[Objective] Transcribe all of the material exactly, except for its pictures.
****
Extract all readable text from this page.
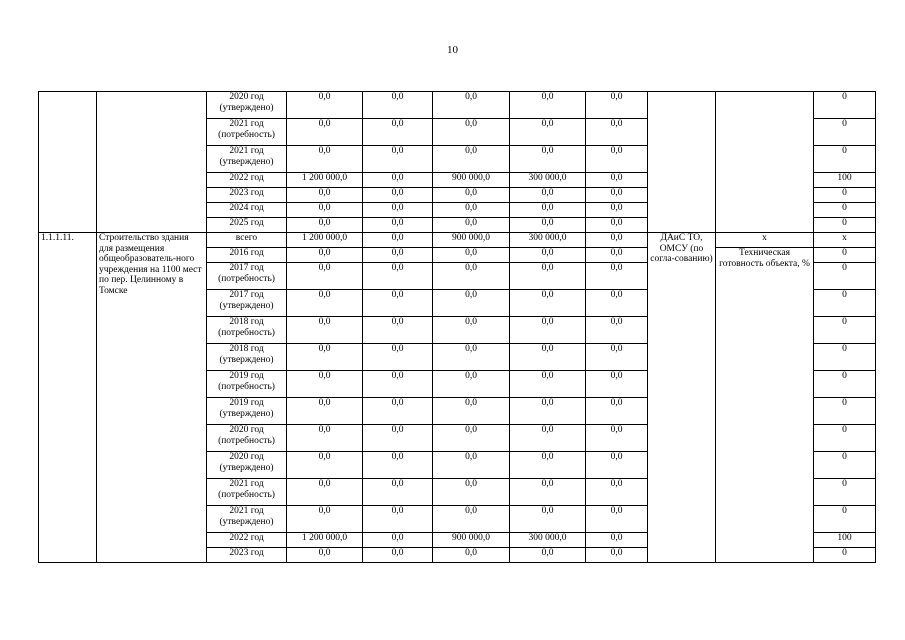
10
		2020 год (утверждено)	0,0	0,0	0,0	0,0	0,0			0
		2021 год (потребность)	0,0	0,0	0,0	0,0	0,0			0
		2021 год (утверждено)	0,0	0,0	0,0	0,0	0,0			0
		2022 год	1 200 000,0	0,0	900 000,0	300 000,0	0,0			100
		2023 год	0,0	0,0	0,0	0,0	0,0			0
		2024 год	0,0	0,0	0,0	0,0	0,0			0
		2025 год	0,0	0,0	0,0	0,0	0,0			0
1.1.1.11.	Строительство здания для размещения общеобразователь-ного учреждения на 1100 мест по пер. Целинному в Томске	всего	1 200 000,0	0,0	900 000,0	300 000,0	0,0	ДАиС ТО, ОМСУ (по согла-сованию)	х	х
		2016 год	0,0	0,0	0,0	0,0	0,0		Техническая готовность объекта, %	0
		2017 год (потребность)	0,0	0,0	0,0	0,0	0,0			0
		2017 год (утверждено)	0,0	0,0	0,0	0,0	0,0			0
		2018 год (потребность)	0,0	0,0	0,0	0,0	0,0			0
		2018 год (утверждено)	0,0	0,0	0,0	0,0	0,0			0
		2019 год (потребность)	0,0	0,0	0,0	0,0	0,0			0
		2019 год (утверждено)	0,0	0,0	0,0	0,0	0,0			0
		2020 год (потребность)	0,0	0,0	0,0	0,0	0,0			0
		2020 год (утверждено)	0,0	0,0	0,0	0,0	0,0			0
		2021 год (потребность)	0,0	0,0	0,0	0,0	0,0			0
		2021 год (утверждено)	0,0	0,0	0,0	0,0	0,0			0
		2022 год	1 200 000,0	0,0	900 000,0	300 000,0	0,0			100
		2023 год	0,0	0,0	0,0	0,0	0,0			0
****
[Result of the task]
Extract all readable text from this page.
10
		2020 год (утверждено)	0,0	0,0	0,0	0,0	0,0			0
		2021 год (потребность)	0,0	0,0	0,0	0,0	0,0			0
		2021 год (утверждено)	0,0	0,0	0,0	0,0	0,0			0
		2022 год	1 200 000,0	0,0	900 000,0	300 000,0	0,0			100
		2023 год	0,0	0,0	0,0	0,0	0,0			0
		2024 год	0,0	0,0	0,0	0,0	0,0			0
		2025 год	0,0	0,0	0,0	0,0	0,0			0
1.1.1.11.	Строительство здания для размещения общеобразователь-ного учреждения на 1100 мест по пер. Целинному в Томске	всего	1 200 000,0	0,0	900 000,0	300 000,0	0,0	ДАиС ТО, ОМСУ (по согла-сованию)	х	х
		2016 год	0,0	0,0	0,0	0,0	0,0		Техническая готовность объекта, %	0
		2017 год (потребность)	0,0	0,0	0,0	0,0	0,0			0
		2017 год (утверждено)	0,0	0,0	0,0	0,0	0,0			0
		2018 год (потребность)	0,0	0,0	0,0	0,0	0,0			0
		2018 год (утверждено)	0,0	0,0	0,0	0,0	0,0			0
		2019 год (потребность)	0,0	0,0	0,0	0,0	0,0			0
		2019 год (утверждено)	0,0	0,0	0,0	0,0	0,0			0
		2020 год (потребность)	0,0	0,0	0,0	0,0	0,0			0
		2020 год (утверждено)	0,0	0,0	0,0	0,0	0,0			0
		2021 год (потребность)	0,0	0,0	0,0	0,0	0,0			0
		2021 год (утверждено)	0,0	0,0	0,0	0,0	0,0			0
		2022 год	1 200 000,0	0,0	900 000,0	300 000,0	0,0			100
		2023 год	0,0	0,0	0,0	0,0	0,0			0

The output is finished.